**EXERCISE AIM:**
Narrow the data below down to the lines containing "color".

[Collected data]
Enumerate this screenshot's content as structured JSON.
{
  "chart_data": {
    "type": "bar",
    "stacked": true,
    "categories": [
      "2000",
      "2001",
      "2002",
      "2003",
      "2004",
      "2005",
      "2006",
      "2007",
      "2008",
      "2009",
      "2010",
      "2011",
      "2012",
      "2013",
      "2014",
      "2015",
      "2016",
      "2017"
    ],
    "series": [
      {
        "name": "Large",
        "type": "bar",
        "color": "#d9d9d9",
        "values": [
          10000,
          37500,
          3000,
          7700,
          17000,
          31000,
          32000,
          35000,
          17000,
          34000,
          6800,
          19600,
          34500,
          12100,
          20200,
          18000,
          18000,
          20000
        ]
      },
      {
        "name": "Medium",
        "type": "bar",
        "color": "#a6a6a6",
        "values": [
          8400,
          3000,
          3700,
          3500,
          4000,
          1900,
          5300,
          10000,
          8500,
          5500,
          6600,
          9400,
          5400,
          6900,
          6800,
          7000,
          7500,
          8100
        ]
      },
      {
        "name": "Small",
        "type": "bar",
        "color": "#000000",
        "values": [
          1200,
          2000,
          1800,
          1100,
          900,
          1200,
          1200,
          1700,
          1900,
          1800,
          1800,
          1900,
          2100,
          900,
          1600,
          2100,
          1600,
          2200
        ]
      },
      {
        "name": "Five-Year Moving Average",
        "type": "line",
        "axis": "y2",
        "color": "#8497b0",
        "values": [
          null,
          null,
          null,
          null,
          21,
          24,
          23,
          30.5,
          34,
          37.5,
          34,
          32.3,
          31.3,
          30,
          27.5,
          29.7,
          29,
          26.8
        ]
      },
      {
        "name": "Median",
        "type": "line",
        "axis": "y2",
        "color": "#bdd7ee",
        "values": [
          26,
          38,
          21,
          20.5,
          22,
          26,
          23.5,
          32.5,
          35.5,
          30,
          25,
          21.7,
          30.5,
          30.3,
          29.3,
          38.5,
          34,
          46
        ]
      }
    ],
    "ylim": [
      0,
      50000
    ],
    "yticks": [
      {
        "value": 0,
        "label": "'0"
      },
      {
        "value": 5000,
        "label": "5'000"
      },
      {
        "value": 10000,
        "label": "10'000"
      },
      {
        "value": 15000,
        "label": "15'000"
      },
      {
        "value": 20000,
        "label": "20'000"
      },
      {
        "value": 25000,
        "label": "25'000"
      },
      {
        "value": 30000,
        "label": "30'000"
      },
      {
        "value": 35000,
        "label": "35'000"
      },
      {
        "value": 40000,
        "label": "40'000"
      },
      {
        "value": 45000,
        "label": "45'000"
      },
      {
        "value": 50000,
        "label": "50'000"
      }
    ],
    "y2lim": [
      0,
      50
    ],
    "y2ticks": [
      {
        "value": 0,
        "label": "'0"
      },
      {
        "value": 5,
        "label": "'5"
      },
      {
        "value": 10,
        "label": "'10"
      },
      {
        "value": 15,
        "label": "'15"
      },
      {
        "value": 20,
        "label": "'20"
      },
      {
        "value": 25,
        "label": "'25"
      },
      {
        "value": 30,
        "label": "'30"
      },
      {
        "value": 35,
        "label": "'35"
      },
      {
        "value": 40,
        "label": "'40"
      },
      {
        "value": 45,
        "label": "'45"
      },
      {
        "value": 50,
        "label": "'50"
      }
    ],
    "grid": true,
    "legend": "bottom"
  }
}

**FINAL ANSWER:**
        "color": "#d9d9d9",
        "color": "#a6a6a6",
        "color": "#000000",
        "color": "#8497b0",
        "color": "#bdd7ee",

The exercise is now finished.